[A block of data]
★ ★ ★

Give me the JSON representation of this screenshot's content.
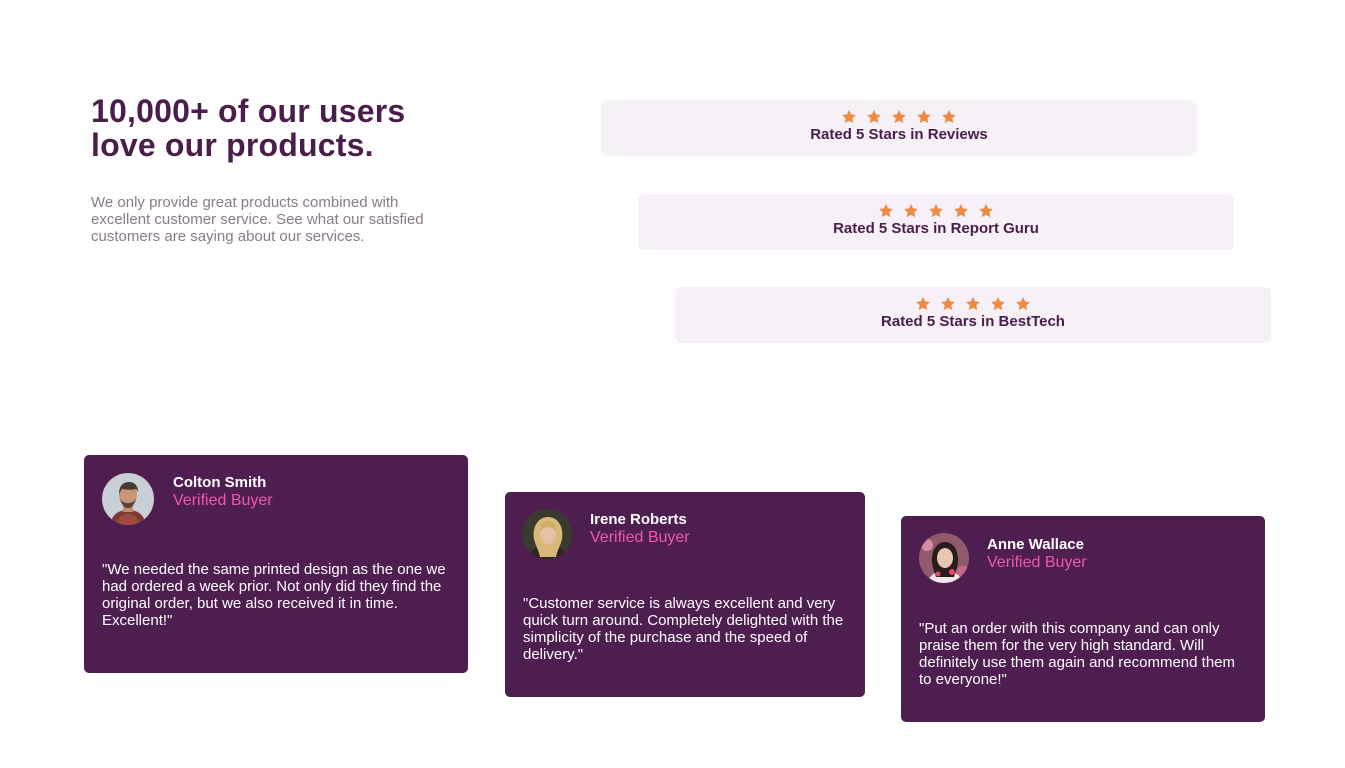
{
  "hero": {
    "headline": "10,000+ of our users love our products.",
    "intro": "We only provide great products combined with excellent customer service. See what our satisfied customers are saying about our services."
  },
  "ratings": [
    {
      "label": "Rated 5 Stars in Reviews",
      "stars": 5
    },
    {
      "label": "Rated 5 Stars in Report Guru",
      "stars": 5
    },
    {
      "label": "Rated 5 Stars in BestTech",
      "stars": 5
    }
  ],
  "testimonials": [
    {
      "name": "Colton Smith",
      "role": "Verified Buyer",
      "quote": "\"We needed the same printed design as the one we had ordered a week prior. Not only did they find the original order, but we also received it in time. Excellent!\""
    },
    {
      "name": "Irene Roberts",
      "role": "Verified Buyer",
      "quote": "\"Customer service is always excellent and very quick turn around. Completely delighted with the simplicity of the purchase and the speed of delivery.\""
    },
    {
      "name": "Anne Wallace",
      "role": "Verified Buyer",
      "quote": "\"Put an order with this company and can only praise them for the very high standard. Will definitely use them again and recommend them to everyone!\""
    }
  ],
  "colors": {
    "primary": "#4f1e50",
    "accent_pink": "#ec5aa5",
    "star": "#ee8b43",
    "rating_bg": "#f6f0f7"
  }
}
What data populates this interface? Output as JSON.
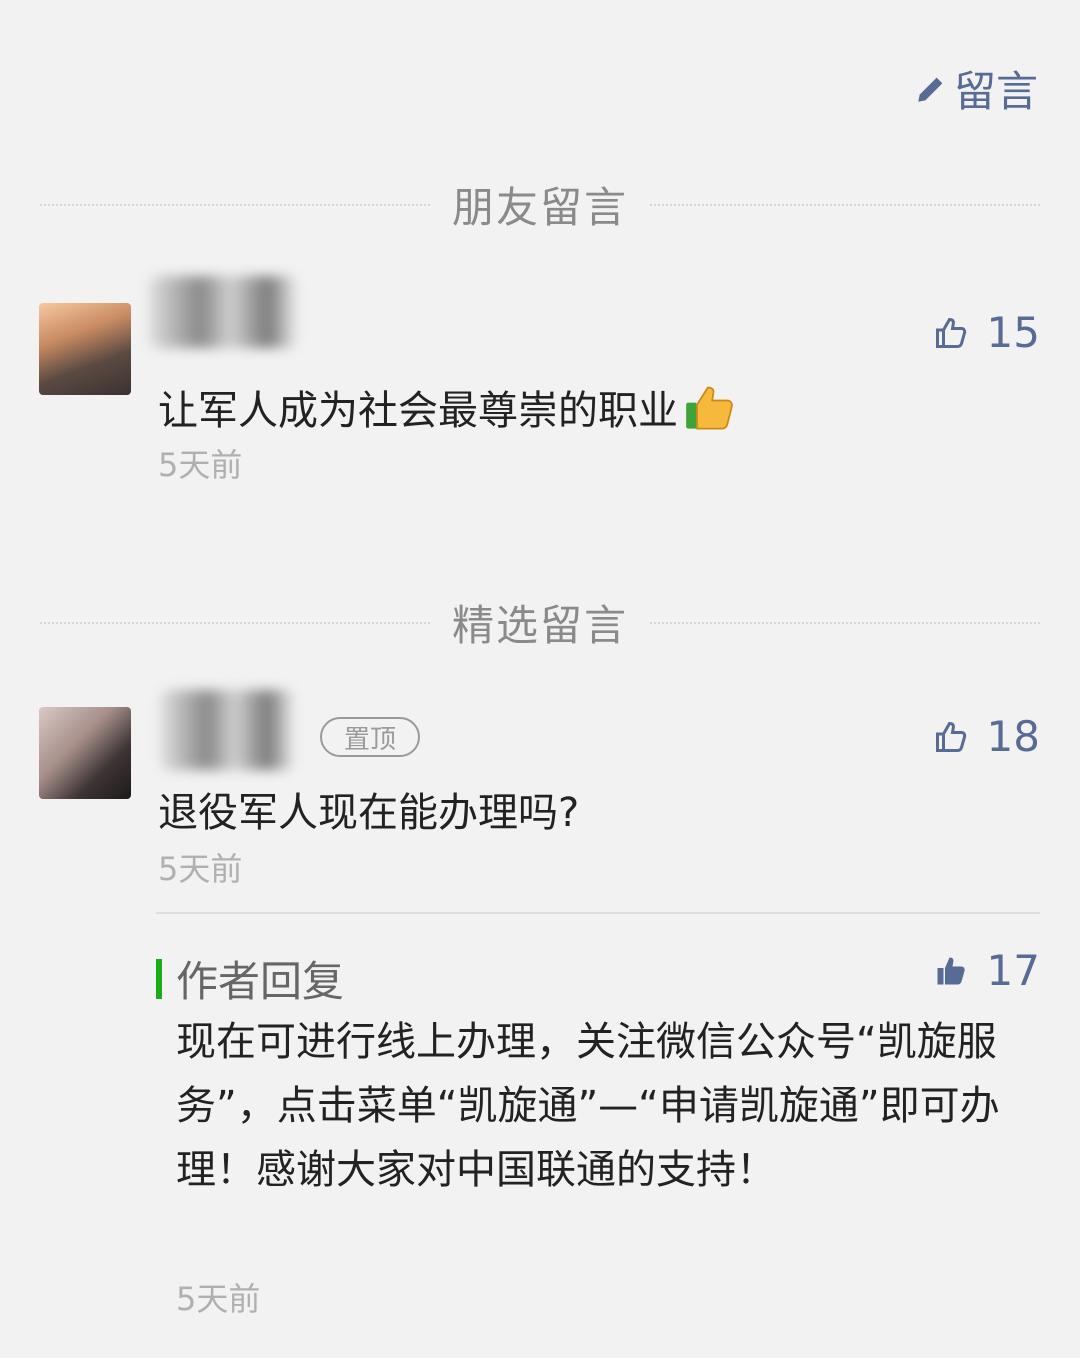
{
  "write": {
    "label": "留言",
    "icon": "pencil-icon"
  },
  "sections": {
    "friends": {
      "title": "朋友留言"
    },
    "featured": {
      "title": "精选留言"
    }
  },
  "comments": [
    {
      "text": "让军人成为社会最尊崇的职业",
      "emoji": "thumbs-up-emoji",
      "time": "5天前",
      "likes": "15"
    },
    {
      "badge": "置顶",
      "text": "退役军人现在能办理吗?",
      "time": "5天前",
      "likes": "18",
      "reply": {
        "label": "作者回复",
        "likes": "17",
        "text": "现在可进行线上办理，关注微信公众号“凯旋服务”，点击菜单“凯旋通”—“申请凯旋通”即可办理！感谢大家对中国联通的支持！",
        "time": "5天前"
      }
    }
  ],
  "colors": {
    "link": "#576b95",
    "reply_accent": "#1aad19",
    "background": "#f2f2f2"
  }
}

★ ★ ★

» **STATED TASK**
Identify the lines that contain the string "JSON", and copy every one of them.

» **SOLVED PROBLEM**
Give me the JSON representation of this screenshot's content.
What data populates this interface? Output as JSON.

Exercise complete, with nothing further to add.